-- BEGIN Data for the task --
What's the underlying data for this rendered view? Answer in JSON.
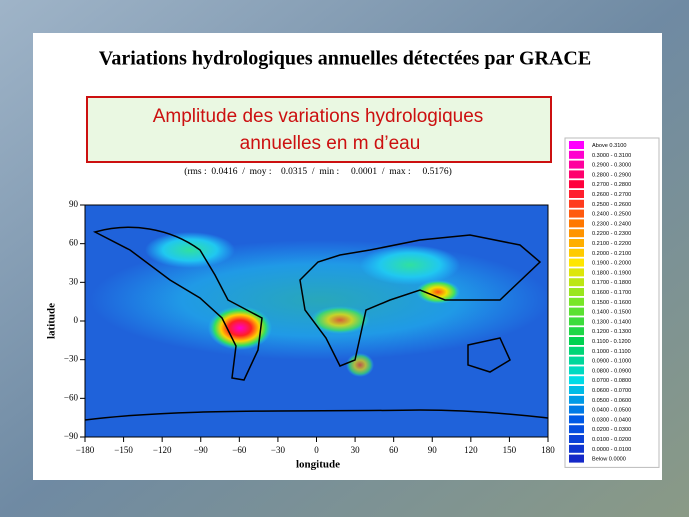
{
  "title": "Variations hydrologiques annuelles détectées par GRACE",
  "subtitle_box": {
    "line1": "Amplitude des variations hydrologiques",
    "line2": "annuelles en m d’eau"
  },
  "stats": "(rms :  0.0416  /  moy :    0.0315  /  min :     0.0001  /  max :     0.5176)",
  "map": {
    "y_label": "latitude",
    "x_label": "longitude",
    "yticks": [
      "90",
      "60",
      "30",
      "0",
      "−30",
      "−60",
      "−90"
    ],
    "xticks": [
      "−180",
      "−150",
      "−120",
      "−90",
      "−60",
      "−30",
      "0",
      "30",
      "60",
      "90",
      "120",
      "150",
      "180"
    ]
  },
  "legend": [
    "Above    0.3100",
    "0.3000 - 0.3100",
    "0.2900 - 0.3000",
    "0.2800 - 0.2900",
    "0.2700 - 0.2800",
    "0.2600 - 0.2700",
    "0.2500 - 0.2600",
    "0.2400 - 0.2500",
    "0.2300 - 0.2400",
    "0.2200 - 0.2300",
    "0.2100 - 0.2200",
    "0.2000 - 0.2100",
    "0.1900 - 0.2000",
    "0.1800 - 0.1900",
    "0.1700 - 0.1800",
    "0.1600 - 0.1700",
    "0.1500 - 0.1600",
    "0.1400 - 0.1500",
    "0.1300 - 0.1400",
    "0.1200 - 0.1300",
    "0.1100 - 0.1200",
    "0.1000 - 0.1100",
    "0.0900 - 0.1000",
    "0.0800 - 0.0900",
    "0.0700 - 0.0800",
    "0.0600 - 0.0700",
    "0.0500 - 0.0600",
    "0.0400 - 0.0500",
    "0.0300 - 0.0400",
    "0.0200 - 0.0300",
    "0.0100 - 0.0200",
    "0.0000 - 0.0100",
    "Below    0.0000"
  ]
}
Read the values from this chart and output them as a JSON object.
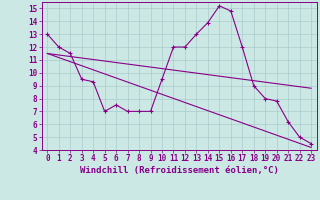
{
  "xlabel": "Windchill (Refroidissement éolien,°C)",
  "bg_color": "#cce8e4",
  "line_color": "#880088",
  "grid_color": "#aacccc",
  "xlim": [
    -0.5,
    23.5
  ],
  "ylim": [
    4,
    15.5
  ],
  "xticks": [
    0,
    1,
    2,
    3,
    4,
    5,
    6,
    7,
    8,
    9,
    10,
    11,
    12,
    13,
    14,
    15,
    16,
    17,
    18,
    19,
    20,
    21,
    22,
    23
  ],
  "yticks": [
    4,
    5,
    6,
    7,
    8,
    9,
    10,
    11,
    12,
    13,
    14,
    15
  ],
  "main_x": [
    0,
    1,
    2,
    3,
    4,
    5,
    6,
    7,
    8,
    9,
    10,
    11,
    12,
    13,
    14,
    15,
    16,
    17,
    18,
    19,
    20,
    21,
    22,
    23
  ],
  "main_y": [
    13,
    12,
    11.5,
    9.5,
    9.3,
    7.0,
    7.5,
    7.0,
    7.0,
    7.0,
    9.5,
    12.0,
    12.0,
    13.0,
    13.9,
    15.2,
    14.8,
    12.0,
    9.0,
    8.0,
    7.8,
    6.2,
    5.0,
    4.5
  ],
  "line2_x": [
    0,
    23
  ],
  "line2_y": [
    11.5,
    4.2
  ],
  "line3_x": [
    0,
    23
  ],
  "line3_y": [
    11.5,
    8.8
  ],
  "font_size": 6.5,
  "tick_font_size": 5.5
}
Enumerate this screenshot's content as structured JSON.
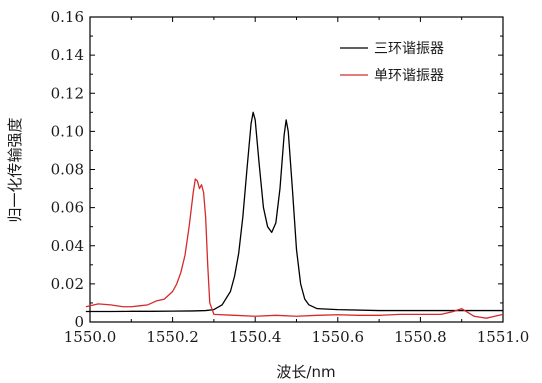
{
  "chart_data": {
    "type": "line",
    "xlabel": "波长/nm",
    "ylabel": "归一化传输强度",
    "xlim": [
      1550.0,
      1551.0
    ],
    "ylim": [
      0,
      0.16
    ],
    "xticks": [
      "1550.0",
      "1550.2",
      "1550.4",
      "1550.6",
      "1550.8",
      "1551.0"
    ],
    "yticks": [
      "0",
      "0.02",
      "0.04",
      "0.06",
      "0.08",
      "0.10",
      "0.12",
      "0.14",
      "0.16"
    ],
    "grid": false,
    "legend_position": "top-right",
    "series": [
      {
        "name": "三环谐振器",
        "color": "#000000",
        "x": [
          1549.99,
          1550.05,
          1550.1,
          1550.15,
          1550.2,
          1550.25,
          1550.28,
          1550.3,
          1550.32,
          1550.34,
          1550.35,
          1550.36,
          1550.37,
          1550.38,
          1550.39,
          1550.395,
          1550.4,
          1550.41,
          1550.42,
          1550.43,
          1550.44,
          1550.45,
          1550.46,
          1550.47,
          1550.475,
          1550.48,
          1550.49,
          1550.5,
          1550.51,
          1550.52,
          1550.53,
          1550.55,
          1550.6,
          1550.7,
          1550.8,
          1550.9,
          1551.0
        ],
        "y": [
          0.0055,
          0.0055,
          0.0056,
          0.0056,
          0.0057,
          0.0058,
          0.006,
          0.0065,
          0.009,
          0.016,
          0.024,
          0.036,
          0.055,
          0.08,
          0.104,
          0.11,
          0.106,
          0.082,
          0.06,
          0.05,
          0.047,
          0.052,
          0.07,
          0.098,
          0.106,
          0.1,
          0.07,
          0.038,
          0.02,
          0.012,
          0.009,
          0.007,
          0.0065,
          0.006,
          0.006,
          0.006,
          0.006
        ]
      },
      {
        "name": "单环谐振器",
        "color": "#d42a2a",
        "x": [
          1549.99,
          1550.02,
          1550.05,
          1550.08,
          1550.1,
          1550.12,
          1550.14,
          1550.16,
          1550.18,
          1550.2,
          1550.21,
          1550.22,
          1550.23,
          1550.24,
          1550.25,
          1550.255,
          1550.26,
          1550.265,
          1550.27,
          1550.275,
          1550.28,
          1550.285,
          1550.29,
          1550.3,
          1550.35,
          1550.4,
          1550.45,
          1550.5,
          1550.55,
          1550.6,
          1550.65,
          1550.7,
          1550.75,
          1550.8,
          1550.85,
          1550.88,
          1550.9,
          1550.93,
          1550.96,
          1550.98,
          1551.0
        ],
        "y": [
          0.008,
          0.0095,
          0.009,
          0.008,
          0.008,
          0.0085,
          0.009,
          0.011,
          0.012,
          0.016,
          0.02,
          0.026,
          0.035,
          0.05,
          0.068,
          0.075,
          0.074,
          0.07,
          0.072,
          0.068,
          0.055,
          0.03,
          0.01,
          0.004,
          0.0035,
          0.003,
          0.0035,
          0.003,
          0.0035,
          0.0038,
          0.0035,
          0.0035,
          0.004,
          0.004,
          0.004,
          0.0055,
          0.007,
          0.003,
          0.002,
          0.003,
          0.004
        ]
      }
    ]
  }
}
-- END Data for the task --
### Task instructions:
Every record must be copied exactly, with images dropped from the result.

### Exercise result:
What's the underlying data for this rendered view? Answer in JSON.
{
  "title": "Variations hydrologiques annuelles détectées par GRACE",
  "subtitle_box": {
    "line1": "Amplitude des variations hydrologiques",
    "line2": "annuelles en m d’eau"
  },
  "stats": "(rms :  0.0416  /  moy :    0.0315  /  min :     0.0001  /  max :     0.5176)",
  "map": {
    "y_label": "latitude",
    "x_label": "longitude",
    "yticks": [
      "90",
      "60",
      "30",
      "0",
      "−30",
      "−60",
      "−90"
    ],
    "xticks": [
      "−180",
      "−150",
      "−120",
      "−90",
      "−60",
      "−30",
      "0",
      "30",
      "60",
      "90",
      "120",
      "150",
      "180"
    ]
  },
  "legend": [
    "Above    0.3100",
    "0.3000 - 0.3100",
    "0.2900 - 0.3000",
    "0.2800 - 0.2900",
    "0.2700 - 0.2800",
    "0.2600 - 0.2700",
    "0.2500 - 0.2600",
    "0.2400 - 0.2500",
    "0.2300 - 0.2400",
    "0.2200 - 0.2300",
    "0.2100 - 0.2200",
    "0.2000 - 0.2100",
    "0.1900 - 0.2000",
    "0.1800 - 0.1900",
    "0.1700 - 0.1800",
    "0.1600 - 0.1700",
    "0.1500 - 0.1600",
    "0.1400 - 0.1500",
    "0.1300 - 0.1400",
    "0.1200 - 0.1300",
    "0.1100 - 0.1200",
    "0.1000 - 0.1100",
    "0.0900 - 0.1000",
    "0.0800 - 0.0900",
    "0.0700 - 0.0800",
    "0.0600 - 0.0700",
    "0.0500 - 0.0600",
    "0.0400 - 0.0500",
    "0.0300 - 0.0400",
    "0.0200 - 0.0300",
    "0.0100 - 0.0200",
    "0.0000 - 0.0100",
    "Below    0.0000"
  ]
}
Read the values from this chart and output them as a JSON object.
{
  "xlabel": "Windchill (Refroidissement éolien,°C)",
  "bg_color": "#cce8e4",
  "line_color": "#880088",
  "grid_color": "#aacccc",
  "xlim": [
    -0.5,
    23.5
  ],
  "ylim": [
    4,
    15.5
  ],
  "xticks": [
    0,
    1,
    2,
    3,
    4,
    5,
    6,
    7,
    8,
    9,
    10,
    11,
    12,
    13,
    14,
    15,
    16,
    17,
    18,
    19,
    20,
    21,
    22,
    23
  ],
  "yticks": [
    4,
    5,
    6,
    7,
    8,
    9,
    10,
    11,
    12,
    13,
    14,
    15
  ],
  "main_x": [
    0,
    1,
    2,
    3,
    4,
    5,
    6,
    7,
    8,
    9,
    10,
    11,
    12,
    13,
    14,
    15,
    16,
    17,
    18,
    19,
    20,
    21,
    22,
    23
  ],
  "main_y": [
    13,
    12,
    11.5,
    9.5,
    9.3,
    7.0,
    7.5,
    7.0,
    7.0,
    7.0,
    9.5,
    12.0,
    12.0,
    13.0,
    13.9,
    15.2,
    14.8,
    12.0,
    9.0,
    8.0,
    7.8,
    6.2,
    5.0,
    4.5
  ],
  "line2_x": [
    0,
    23
  ],
  "line2_y": [
    11.5,
    4.2
  ],
  "line3_x": [
    0,
    23
  ],
  "line3_y": [
    11.5,
    8.8
  ],
  "font_size": 6.5,
  "tick_font_size": 5.5
}
Enumerate this screenshot's content as structured JSON.
{
  "chart_data": {
    "type": "line",
    "xlabel": "波长/nm",
    "ylabel": "归一化传输强度",
    "xlim": [
      1550.0,
      1551.0
    ],
    "ylim": [
      0,
      0.16
    ],
    "xticks": [
      "1550.0",
      "1550.2",
      "1550.4",
      "1550.6",
      "1550.8",
      "1551.0"
    ],
    "yticks": [
      "0",
      "0.02",
      "0.04",
      "0.06",
      "0.08",
      "0.10",
      "0.12",
      "0.14",
      "0.16"
    ],
    "grid": false,
    "legend_position": "top-right",
    "series": [
      {
        "name": "三环谐振器",
        "color": "#000000",
        "x": [
          1549.99,
          1550.05,
          1550.1,
          1550.15,
          1550.2,
          1550.25,
          1550.28,
          1550.3,
          1550.32,
          1550.34,
          1550.35,
          1550.36,
          1550.37,
          1550.38,
          1550.39,
          1550.395,
          1550.4,
          1550.41,
          1550.42,
          1550.43,
          1550.44,
          1550.45,
          1550.46,
          1550.47,
          1550.475,
          1550.48,
          1550.49,
          1550.5,
          1550.51,
          1550.52,
          1550.53,
          1550.55,
          1550.6,
          1550.7,
          1550.8,
          1550.9,
          1551.0
        ],
        "y": [
          0.0055,
          0.0055,
          0.0056,
          0.0056,
          0.0057,
          0.0058,
          0.006,
          0.0065,
          0.009,
          0.016,
          0.024,
          0.036,
          0.055,
          0.08,
          0.104,
          0.11,
          0.106,
          0.082,
          0.06,
          0.05,
          0.047,
          0.052,
          0.07,
          0.098,
          0.106,
          0.1,
          0.07,
          0.038,
          0.02,
          0.012,
          0.009,
          0.007,
          0.0065,
          0.006,
          0.006,
          0.006,
          0.006
        ]
      },
      {
        "name": "单环谐振器",
        "color": "#d42a2a",
        "x": [
          1549.99,
          1550.02,
          1550.05,
          1550.08,
          1550.1,
          1550.12,
          1550.14,
          1550.16,
          1550.18,
          1550.2,
          1550.21,
          1550.22,
          1550.23,
          1550.24,
          1550.25,
          1550.255,
          1550.26,
          1550.265,
          1550.27,
          1550.275,
          1550.28,
          1550.285,
          1550.29,
          1550.3,
          1550.35,
          1550.4,
          1550.45,
          1550.5,
          1550.55,
          1550.6,
          1550.65,
          1550.7,
          1550.75,
          1550.8,
          1550.85,
          1550.88,
          1550.9,
          1550.93,
          1550.96,
          1550.98,
          1551.0
        ],
        "y": [
          0.008,
          0.0095,
          0.009,
          0.008,
          0.008,
          0.0085,
          0.009,
          0.011,
          0.012,
          0.016,
          0.02,
          0.026,
          0.035,
          0.05,
          0.068,
          0.075,
          0.074,
          0.07,
          0.072,
          0.068,
          0.055,
          0.03,
          0.01,
          0.004,
          0.0035,
          0.003,
          0.0035,
          0.003,
          0.0035,
          0.0038,
          0.0035,
          0.0035,
          0.004,
          0.004,
          0.004,
          0.0055,
          0.007,
          0.003,
          0.002,
          0.003,
          0.004
        ]
      }
    ]
  }
}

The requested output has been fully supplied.